>> START Input for this task
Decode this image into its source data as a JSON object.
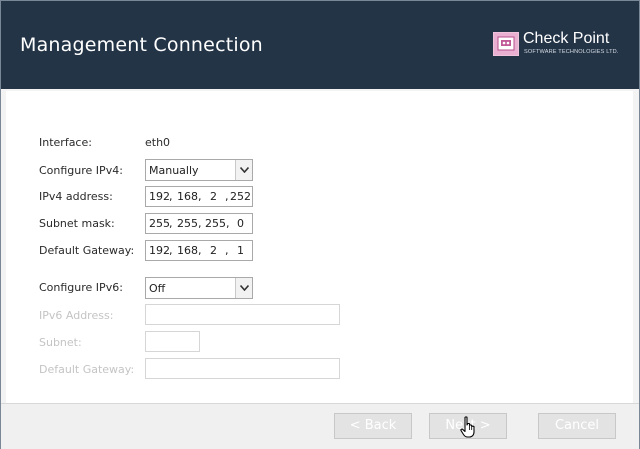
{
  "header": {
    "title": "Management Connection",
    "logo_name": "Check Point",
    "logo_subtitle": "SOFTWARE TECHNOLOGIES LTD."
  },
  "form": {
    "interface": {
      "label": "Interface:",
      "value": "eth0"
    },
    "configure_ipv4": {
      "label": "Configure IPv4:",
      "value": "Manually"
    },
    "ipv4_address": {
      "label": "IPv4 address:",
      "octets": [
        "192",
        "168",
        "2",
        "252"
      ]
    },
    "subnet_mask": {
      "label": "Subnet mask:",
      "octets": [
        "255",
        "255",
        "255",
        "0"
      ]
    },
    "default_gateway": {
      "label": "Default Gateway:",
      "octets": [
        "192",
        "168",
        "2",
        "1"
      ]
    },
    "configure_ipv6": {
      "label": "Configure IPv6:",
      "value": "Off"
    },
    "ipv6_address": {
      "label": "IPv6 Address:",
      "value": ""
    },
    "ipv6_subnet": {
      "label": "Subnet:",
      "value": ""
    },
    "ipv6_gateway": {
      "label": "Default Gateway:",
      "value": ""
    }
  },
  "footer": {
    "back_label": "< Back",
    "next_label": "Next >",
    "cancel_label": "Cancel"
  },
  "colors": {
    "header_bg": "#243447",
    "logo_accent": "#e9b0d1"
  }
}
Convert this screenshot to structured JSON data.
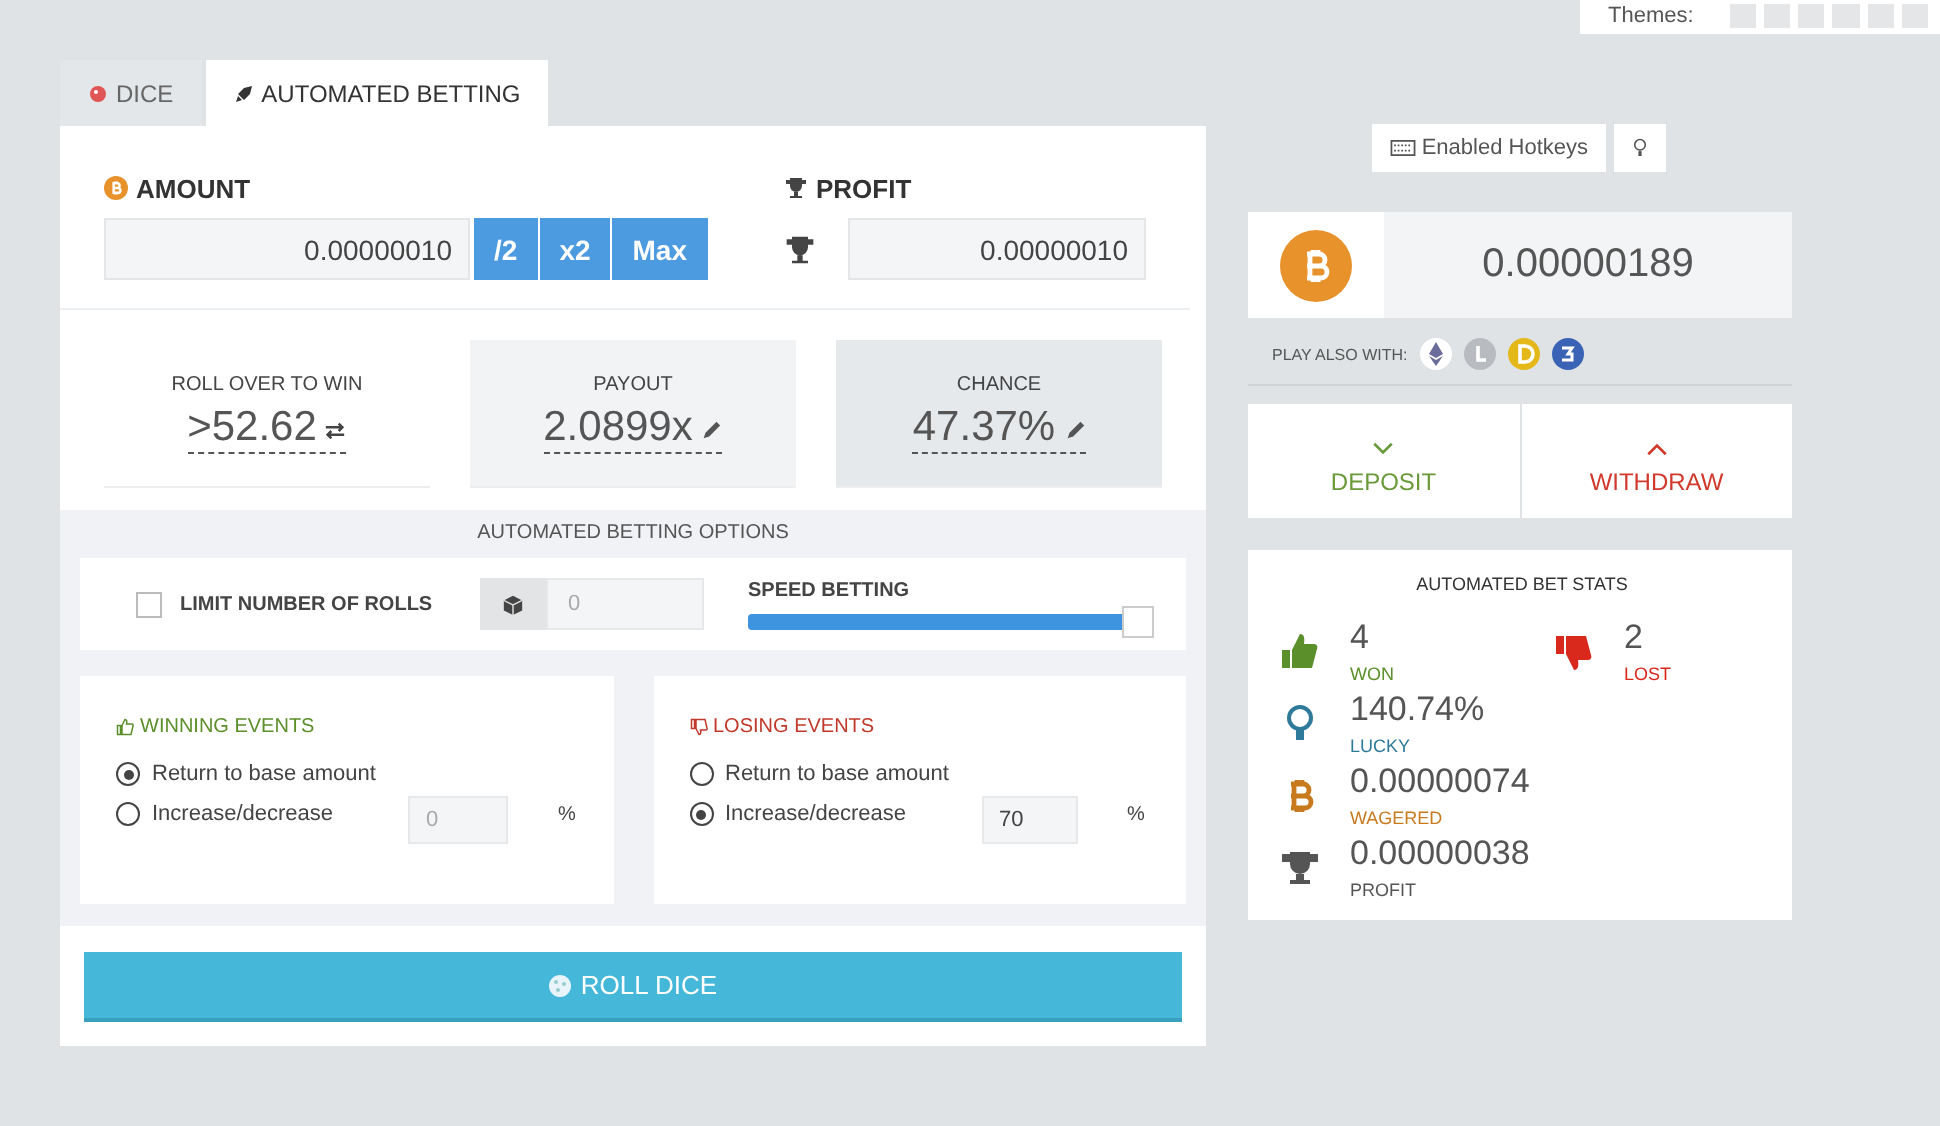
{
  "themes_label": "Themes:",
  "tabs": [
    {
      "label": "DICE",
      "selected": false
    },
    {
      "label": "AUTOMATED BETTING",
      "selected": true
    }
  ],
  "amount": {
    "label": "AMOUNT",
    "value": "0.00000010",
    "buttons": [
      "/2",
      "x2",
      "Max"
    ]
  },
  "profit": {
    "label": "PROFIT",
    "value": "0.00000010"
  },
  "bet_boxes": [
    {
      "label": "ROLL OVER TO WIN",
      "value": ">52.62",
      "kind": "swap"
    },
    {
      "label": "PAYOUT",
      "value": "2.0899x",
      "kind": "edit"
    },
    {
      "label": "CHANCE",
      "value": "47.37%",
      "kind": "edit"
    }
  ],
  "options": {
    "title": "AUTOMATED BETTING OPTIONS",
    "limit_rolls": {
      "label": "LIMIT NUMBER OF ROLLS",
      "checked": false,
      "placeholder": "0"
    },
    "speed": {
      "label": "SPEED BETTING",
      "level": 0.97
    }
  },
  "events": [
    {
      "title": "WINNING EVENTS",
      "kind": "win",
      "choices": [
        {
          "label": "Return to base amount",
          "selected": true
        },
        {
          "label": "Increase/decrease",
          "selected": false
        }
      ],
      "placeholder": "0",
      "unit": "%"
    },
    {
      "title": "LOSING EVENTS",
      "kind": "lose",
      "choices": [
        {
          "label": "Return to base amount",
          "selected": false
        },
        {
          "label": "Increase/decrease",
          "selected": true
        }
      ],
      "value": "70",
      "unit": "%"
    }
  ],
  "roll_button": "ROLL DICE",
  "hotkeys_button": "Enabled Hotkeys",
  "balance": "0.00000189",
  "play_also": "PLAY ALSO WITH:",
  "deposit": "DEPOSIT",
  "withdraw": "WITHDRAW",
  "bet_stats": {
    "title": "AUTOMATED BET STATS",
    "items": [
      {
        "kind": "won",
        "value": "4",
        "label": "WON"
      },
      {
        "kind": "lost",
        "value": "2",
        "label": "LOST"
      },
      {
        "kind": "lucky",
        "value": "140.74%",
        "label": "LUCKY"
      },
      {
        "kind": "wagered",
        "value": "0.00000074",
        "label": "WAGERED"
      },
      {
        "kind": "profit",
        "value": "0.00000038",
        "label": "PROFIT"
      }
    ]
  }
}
>> END Input for this task
◆ Problem statement: Retype all of the entries exactly as written, leaving out any images.

◆ Answer to the problem:
Decode this image into its source data as a JSON object.
{
  "header": {
    "title": "Management Connection",
    "logo_name": "Check Point",
    "logo_subtitle": "SOFTWARE TECHNOLOGIES LTD."
  },
  "form": {
    "interface": {
      "label": "Interface:",
      "value": "eth0"
    },
    "configure_ipv4": {
      "label": "Configure IPv4:",
      "value": "Manually"
    },
    "ipv4_address": {
      "label": "IPv4 address:",
      "octets": [
        "192",
        "168",
        "2",
        "252"
      ]
    },
    "subnet_mask": {
      "label": "Subnet mask:",
      "octets": [
        "255",
        "255",
        "255",
        "0"
      ]
    },
    "default_gateway": {
      "label": "Default Gateway:",
      "octets": [
        "192",
        "168",
        "2",
        "1"
      ]
    },
    "configure_ipv6": {
      "label": "Configure IPv6:",
      "value": "Off"
    },
    "ipv6_address": {
      "label": "IPv6 Address:",
      "value": ""
    },
    "ipv6_subnet": {
      "label": "Subnet:",
      "value": ""
    },
    "ipv6_gateway": {
      "label": "Default Gateway:",
      "value": ""
    }
  },
  "footer": {
    "back_label": "< Back",
    "next_label": "Next >",
    "cancel_label": "Cancel"
  },
  "colors": {
    "header_bg": "#243447",
    "logo_accent": "#e9b0d1"
  }
}
Convert this screenshot to structured JSON data.
{
  "themes_label": "Themes:",
  "tabs": [
    {
      "label": "DICE",
      "selected": false
    },
    {
      "label": "AUTOMATED BETTING",
      "selected": true
    }
  ],
  "amount": {
    "label": "AMOUNT",
    "value": "0.00000010",
    "buttons": [
      "/2",
      "x2",
      "Max"
    ]
  },
  "profit": {
    "label": "PROFIT",
    "value": "0.00000010"
  },
  "bet_boxes": [
    {
      "label": "ROLL OVER TO WIN",
      "value": ">52.62",
      "kind": "swap"
    },
    {
      "label": "PAYOUT",
      "value": "2.0899x",
      "kind": "edit"
    },
    {
      "label": "CHANCE",
      "value": "47.37%",
      "kind": "edit"
    }
  ],
  "options": {
    "title": "AUTOMATED BETTING OPTIONS",
    "limit_rolls": {
      "label": "LIMIT NUMBER OF ROLLS",
      "checked": false,
      "placeholder": "0"
    },
    "speed": {
      "label": "SPEED BETTING",
      "level": 0.97
    }
  },
  "events": [
    {
      "title": "WINNING EVENTS",
      "kind": "win",
      "choices": [
        {
          "label": "Return to base amount",
          "selected": true
        },
        {
          "label": "Increase/decrease",
          "selected": false
        }
      ],
      "placeholder": "0",
      "unit": "%"
    },
    {
      "title": "LOSING EVENTS",
      "kind": "lose",
      "choices": [
        {
          "label": "Return to base amount",
          "selected": false
        },
        {
          "label": "Increase/decrease",
          "selected": true
        }
      ],
      "value": "70",
      "unit": "%"
    }
  ],
  "roll_button": "ROLL DICE",
  "hotkeys_button": "Enabled Hotkeys",
  "balance": "0.00000189",
  "play_also": "PLAY ALSO WITH:",
  "deposit": "DEPOSIT",
  "withdraw": "WITHDRAW",
  "bet_stats": {
    "title": "AUTOMATED BET STATS",
    "items": [
      {
        "kind": "won",
        "value": "4",
        "label": "WON"
      },
      {
        "kind": "lost",
        "value": "2",
        "label": "LOST"
      },
      {
        "kind": "lucky",
        "value": "140.74%",
        "label": "LUCKY"
      },
      {
        "kind": "wagered",
        "value": "0.00000074",
        "label": "WAGERED"
      },
      {
        "kind": "profit",
        "value": "0.00000038",
        "label": "PROFIT"
      }
    ]
  }
}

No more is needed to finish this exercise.